Task statement:
Restate the entries below word for word, omitting nothing.

-- START Materials provided --

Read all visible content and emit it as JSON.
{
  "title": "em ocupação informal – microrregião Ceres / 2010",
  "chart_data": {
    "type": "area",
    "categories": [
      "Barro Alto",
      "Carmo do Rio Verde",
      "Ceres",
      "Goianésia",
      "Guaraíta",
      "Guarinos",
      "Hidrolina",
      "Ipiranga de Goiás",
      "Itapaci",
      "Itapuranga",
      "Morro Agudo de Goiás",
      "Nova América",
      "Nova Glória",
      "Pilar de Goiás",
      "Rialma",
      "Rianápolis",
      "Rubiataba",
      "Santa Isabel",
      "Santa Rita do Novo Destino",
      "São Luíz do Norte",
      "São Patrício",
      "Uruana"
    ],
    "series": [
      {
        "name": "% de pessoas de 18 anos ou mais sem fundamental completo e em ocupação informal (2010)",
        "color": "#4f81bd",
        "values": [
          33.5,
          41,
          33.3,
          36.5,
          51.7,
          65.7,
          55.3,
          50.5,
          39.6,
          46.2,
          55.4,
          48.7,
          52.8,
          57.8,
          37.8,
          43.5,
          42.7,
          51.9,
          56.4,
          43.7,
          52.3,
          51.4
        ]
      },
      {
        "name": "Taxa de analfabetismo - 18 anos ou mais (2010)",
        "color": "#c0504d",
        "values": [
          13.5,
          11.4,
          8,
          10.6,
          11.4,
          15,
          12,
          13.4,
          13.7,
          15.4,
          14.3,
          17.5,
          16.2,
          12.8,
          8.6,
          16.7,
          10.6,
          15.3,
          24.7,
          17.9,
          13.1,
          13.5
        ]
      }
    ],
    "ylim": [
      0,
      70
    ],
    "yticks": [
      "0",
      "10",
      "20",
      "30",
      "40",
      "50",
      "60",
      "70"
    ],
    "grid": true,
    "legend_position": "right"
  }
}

-- END Materials provided --

Result:
Read all visible content and emit it as JSON.
{
  "title": "em ocupação informal – microrregião Ceres / 2010",
  "chart_data": {
    "type": "area",
    "categories": [
      "Barro Alto",
      "Carmo do Rio Verde",
      "Ceres",
      "Goianésia",
      "Guaraíta",
      "Guarinos",
      "Hidrolina",
      "Ipiranga de Goiás",
      "Itapaci",
      "Itapuranga",
      "Morro Agudo de Goiás",
      "Nova América",
      "Nova Glória",
      "Pilar de Goiás",
      "Rialma",
      "Rianápolis",
      "Rubiataba",
      "Santa Isabel",
      "Santa Rita do Novo Destino",
      "São Luíz do Norte",
      "São Patrício",
      "Uruana"
    ],
    "series": [
      {
        "name": "% de pessoas de 18 anos ou mais sem fundamental completo e em ocupação informal (2010)",
        "color": "#4f81bd",
        "values": [
          33.5,
          41,
          33.3,
          36.5,
          51.7,
          65.7,
          55.3,
          50.5,
          39.6,
          46.2,
          55.4,
          48.7,
          52.8,
          57.8,
          37.8,
          43.5,
          42.7,
          51.9,
          56.4,
          43.7,
          52.3,
          51.4
        ]
      },
      {
        "name": "Taxa de analfabetismo - 18 anos ou mais (2010)",
        "color": "#c0504d",
        "values": [
          13.5,
          11.4,
          8,
          10.6,
          11.4,
          15,
          12,
          13.4,
          13.7,
          15.4,
          14.3,
          17.5,
          16.2,
          12.8,
          8.6,
          16.7,
          10.6,
          15.3,
          24.7,
          17.9,
          13.1,
          13.5
        ]
      }
    ],
    "ylim": [
      0,
      70
    ],
    "yticks": [
      "0",
      "10",
      "20",
      "30",
      "40",
      "50",
      "60",
      "70"
    ],
    "grid": true,
    "legend_position": "right"
  }
}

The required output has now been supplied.